[The request]
Repeat the entire listing exactly as written.

(Items from a figure collection)

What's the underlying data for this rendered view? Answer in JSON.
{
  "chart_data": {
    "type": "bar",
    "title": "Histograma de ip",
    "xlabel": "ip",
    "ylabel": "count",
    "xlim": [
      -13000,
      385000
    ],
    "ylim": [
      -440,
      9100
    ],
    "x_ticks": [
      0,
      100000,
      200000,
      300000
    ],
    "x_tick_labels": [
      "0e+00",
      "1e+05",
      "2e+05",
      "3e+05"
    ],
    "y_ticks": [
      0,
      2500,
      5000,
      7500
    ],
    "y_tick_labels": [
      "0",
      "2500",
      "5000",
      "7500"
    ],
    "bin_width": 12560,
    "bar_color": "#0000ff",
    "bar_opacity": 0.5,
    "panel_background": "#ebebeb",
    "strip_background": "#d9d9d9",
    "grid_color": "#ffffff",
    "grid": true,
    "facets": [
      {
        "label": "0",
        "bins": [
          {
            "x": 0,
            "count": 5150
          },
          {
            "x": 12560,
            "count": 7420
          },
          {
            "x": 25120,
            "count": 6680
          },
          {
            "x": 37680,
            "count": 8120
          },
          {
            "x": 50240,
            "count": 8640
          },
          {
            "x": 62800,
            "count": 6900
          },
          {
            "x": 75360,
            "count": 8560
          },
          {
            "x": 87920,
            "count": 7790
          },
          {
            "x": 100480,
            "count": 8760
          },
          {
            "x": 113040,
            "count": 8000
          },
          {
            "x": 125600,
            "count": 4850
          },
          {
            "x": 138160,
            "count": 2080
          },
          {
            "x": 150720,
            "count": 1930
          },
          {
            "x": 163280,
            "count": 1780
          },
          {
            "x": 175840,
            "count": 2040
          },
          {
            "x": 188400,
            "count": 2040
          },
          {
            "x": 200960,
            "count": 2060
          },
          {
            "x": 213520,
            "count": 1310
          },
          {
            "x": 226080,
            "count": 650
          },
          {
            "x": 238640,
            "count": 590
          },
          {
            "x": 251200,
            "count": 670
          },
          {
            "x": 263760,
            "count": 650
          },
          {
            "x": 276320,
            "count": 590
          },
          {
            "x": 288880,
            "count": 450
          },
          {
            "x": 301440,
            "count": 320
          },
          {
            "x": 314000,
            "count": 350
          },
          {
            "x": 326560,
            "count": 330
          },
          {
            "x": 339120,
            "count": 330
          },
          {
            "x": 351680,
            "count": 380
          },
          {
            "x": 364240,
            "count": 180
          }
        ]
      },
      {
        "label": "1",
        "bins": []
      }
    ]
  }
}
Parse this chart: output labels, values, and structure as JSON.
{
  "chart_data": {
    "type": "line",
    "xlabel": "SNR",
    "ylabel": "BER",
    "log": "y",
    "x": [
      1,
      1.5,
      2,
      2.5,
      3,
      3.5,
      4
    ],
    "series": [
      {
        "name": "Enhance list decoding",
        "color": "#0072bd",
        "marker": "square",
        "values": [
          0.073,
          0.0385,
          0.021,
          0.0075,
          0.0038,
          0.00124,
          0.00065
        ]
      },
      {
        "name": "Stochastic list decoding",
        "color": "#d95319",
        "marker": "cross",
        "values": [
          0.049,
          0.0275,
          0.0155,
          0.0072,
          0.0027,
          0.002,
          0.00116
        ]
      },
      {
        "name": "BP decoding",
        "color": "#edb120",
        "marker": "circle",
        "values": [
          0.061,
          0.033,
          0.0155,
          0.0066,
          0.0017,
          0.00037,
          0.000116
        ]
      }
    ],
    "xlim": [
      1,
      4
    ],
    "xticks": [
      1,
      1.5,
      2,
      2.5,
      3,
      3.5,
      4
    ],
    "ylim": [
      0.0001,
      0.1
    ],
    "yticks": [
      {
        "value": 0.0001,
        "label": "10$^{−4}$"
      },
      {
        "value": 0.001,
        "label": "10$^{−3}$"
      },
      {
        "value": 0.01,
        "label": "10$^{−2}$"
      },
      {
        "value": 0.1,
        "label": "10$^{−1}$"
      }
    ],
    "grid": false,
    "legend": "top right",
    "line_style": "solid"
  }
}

[Result for this exercise]
What's the underlying data for this rendered view? Answer in JSON.
{
  "chart_data": {
    "type": "bar",
    "title": "Histograma de ip",
    "xlabel": "ip",
    "ylabel": "count",
    "xlim": [
      -13000,
      385000
    ],
    "ylim": [
      -440,
      9100
    ],
    "x_ticks": [
      0,
      100000,
      200000,
      300000
    ],
    "x_tick_labels": [
      "0e+00",
      "1e+05",
      "2e+05",
      "3e+05"
    ],
    "y_ticks": [
      0,
      2500,
      5000,
      7500
    ],
    "y_tick_labels": [
      "0",
      "2500",
      "5000",
      "7500"
    ],
    "bin_width": 12560,
    "bar_color": "#0000ff",
    "bar_opacity": 0.5,
    "panel_background": "#ebebeb",
    "strip_background": "#d9d9d9",
    "grid_color": "#ffffff",
    "grid": true,
    "facets": [
      {
        "label": "0",
        "bins": [
          {
            "x": 0,
            "count": 5150
          },
          {
            "x": 12560,
            "count": 7420
          },
          {
            "x": 25120,
            "count": 6680
          },
          {
            "x": 37680,
            "count": 8120
          },
          {
            "x": 50240,
            "count": 8640
          },
          {
            "x": 62800,
            "count": 6900
          },
          {
            "x": 75360,
            "count": 8560
          },
          {
            "x": 87920,
            "count": 7790
          },
          {
            "x": 100480,
            "count": 8760
          },
          {
            "x": 113040,
            "count": 8000
          },
          {
            "x": 125600,
            "count": 4850
          },
          {
            "x": 138160,
            "count": 2080
          },
          {
            "x": 150720,
            "count": 1930
          },
          {
            "x": 163280,
            "count": 1780
          },
          {
            "x": 175840,
            "count": 2040
          },
          {
            "x": 188400,
            "count": 2040
          },
          {
            "x": 200960,
            "count": 2060
          },
          {
            "x": 213520,
            "count": 1310
          },
          {
            "x": 226080,
            "count": 650
          },
          {
            "x": 238640,
            "count": 590
          },
          {
            "x": 251200,
            "count": 670
          },
          {
            "x": 263760,
            "count": 650
          },
          {
            "x": 276320,
            "count": 590
          },
          {
            "x": 288880,
            "count": 450
          },
          {
            "x": 301440,
            "count": 320
          },
          {
            "x": 314000,
            "count": 350
          },
          {
            "x": 326560,
            "count": 330
          },
          {
            "x": 339120,
            "count": 330
          },
          {
            "x": 351680,
            "count": 380
          },
          {
            "x": 364240,
            "count": 180
          }
        ]
      },
      {
        "label": "1",
        "bins": []
      }
    ]
  }
}
Parse this chart: output labels, values, and structure as JSON.
{
  "chart_data": {
    "type": "line",
    "xlabel": "SNR",
    "ylabel": "BER",
    "log": "y",
    "x": [
      1,
      1.5,
      2,
      2.5,
      3,
      3.5,
      4
    ],
    "series": [
      {
        "name": "Enhance list decoding",
        "color": "#0072bd",
        "marker": "square",
        "values": [
          0.073,
          0.0385,
          0.021,
          0.0075,
          0.0038,
          0.00124,
          0.00065
        ]
      },
      {
        "name": "Stochastic list decoding",
        "color": "#d95319",
        "marker": "cross",
        "values": [
          0.049,
          0.0275,
          0.0155,
          0.0072,
          0.0027,
          0.002,
          0.00116
        ]
      },
      {
        "name": "BP decoding",
        "color": "#edb120",
        "marker": "circle",
        "values": [
          0.061,
          0.033,
          0.0155,
          0.0066,
          0.0017,
          0.00037,
          0.000116
        ]
      }
    ],
    "xlim": [
      1,
      4
    ],
    "xticks": [
      1,
      1.5,
      2,
      2.5,
      3,
      3.5,
      4
    ],
    "ylim": [
      0.0001,
      0.1
    ],
    "yticks": [
      {
        "value": 0.0001,
        "label": "10$^{−4}$"
      },
      {
        "value": 0.001,
        "label": "10$^{−3}$"
      },
      {
        "value": 0.01,
        "label": "10$^{−2}$"
      },
      {
        "value": 0.1,
        "label": "10$^{−1}$"
      }
    ],
    "grid": false,
    "legend": "top right",
    "line_style": "solid"
  }
}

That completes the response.